YOUR GOAL =
Every record should be written out exactly, with the pictures left out.

GIVEN DATA =
━━━━━━━━
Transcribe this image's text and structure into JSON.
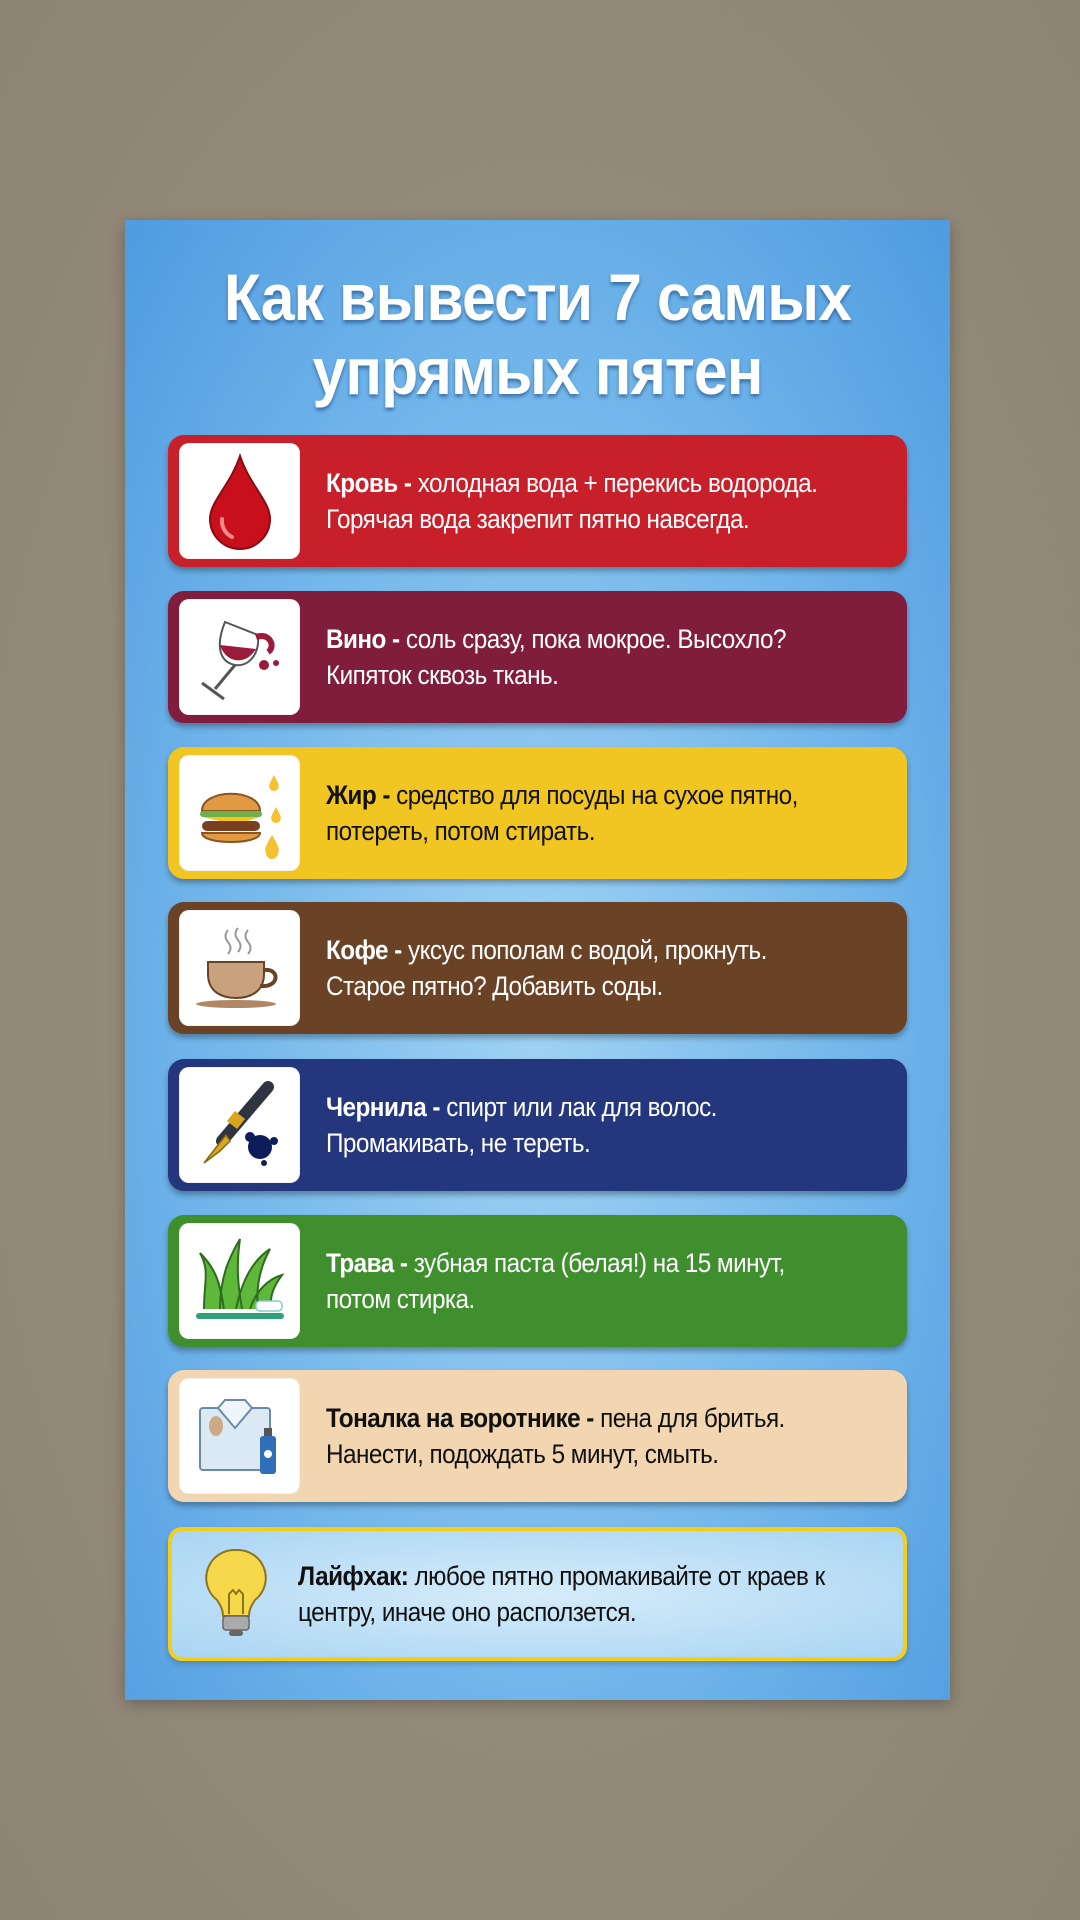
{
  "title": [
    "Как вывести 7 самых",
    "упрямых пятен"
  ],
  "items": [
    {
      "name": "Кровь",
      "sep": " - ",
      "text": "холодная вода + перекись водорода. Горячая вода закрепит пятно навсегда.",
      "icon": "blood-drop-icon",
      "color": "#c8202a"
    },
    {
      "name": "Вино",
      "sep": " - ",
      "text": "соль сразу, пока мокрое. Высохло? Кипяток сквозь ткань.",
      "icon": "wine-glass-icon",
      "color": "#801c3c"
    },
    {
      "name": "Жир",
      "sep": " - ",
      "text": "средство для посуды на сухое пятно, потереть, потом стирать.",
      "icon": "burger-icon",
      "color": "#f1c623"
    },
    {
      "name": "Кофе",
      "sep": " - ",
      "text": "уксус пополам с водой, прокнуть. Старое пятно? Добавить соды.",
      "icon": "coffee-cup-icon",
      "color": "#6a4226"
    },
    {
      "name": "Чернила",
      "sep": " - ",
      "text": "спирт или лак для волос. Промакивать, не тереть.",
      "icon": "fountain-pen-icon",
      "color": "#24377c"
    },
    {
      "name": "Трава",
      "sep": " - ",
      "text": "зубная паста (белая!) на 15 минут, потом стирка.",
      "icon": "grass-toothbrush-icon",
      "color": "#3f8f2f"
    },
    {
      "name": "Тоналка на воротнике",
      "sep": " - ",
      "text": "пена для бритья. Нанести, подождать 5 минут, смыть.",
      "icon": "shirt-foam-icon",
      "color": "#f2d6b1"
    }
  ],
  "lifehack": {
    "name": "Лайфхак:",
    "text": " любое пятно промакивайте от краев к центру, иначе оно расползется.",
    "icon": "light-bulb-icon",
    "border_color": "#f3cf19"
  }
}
━━━━━━━━
EXERCISE RESULT =
Transcribe this image's text and structure into JSON.
{
  "title": [
    "Как вывести 7 самых",
    "упрямых пятен"
  ],
  "items": [
    {
      "name": "Кровь",
      "sep": " - ",
      "text": "холодная вода + перекись водорода. Горячая вода закрепит пятно навсегда.",
      "icon": "blood-drop-icon",
      "color": "#c8202a"
    },
    {
      "name": "Вино",
      "sep": " - ",
      "text": "соль сразу, пока мокрое. Высохло? Кипяток сквозь ткань.",
      "icon": "wine-glass-icon",
      "color": "#801c3c"
    },
    {
      "name": "Жир",
      "sep": " - ",
      "text": "средство для посуды на сухое пятно, потереть, потом стирать.",
      "icon": "burger-icon",
      "color": "#f1c623"
    },
    {
      "name": "Кофе",
      "sep": " - ",
      "text": "уксус пополам с водой, прокнуть. Старое пятно? Добавить соды.",
      "icon": "coffee-cup-icon",
      "color": "#6a4226"
    },
    {
      "name": "Чернила",
      "sep": " - ",
      "text": "спирт или лак для волос. Промакивать, не тереть.",
      "icon": "fountain-pen-icon",
      "color": "#24377c"
    },
    {
      "name": "Трава",
      "sep": " - ",
      "text": "зубная паста (белая!) на 15 минут, потом стирка.",
      "icon": "grass-toothbrush-icon",
      "color": "#3f8f2f"
    },
    {
      "name": "Тоналка на воротнике",
      "sep": " - ",
      "text": "пена для бритья. Нанести, подождать 5 минут, смыть.",
      "icon": "shirt-foam-icon",
      "color": "#f2d6b1"
    }
  ],
  "lifehack": {
    "name": "Лайфхак:",
    "text": " любое пятно промакивайте от краев к центру, иначе оно расползется.",
    "icon": "light-bulb-icon",
    "border_color": "#f3cf19"
  }
}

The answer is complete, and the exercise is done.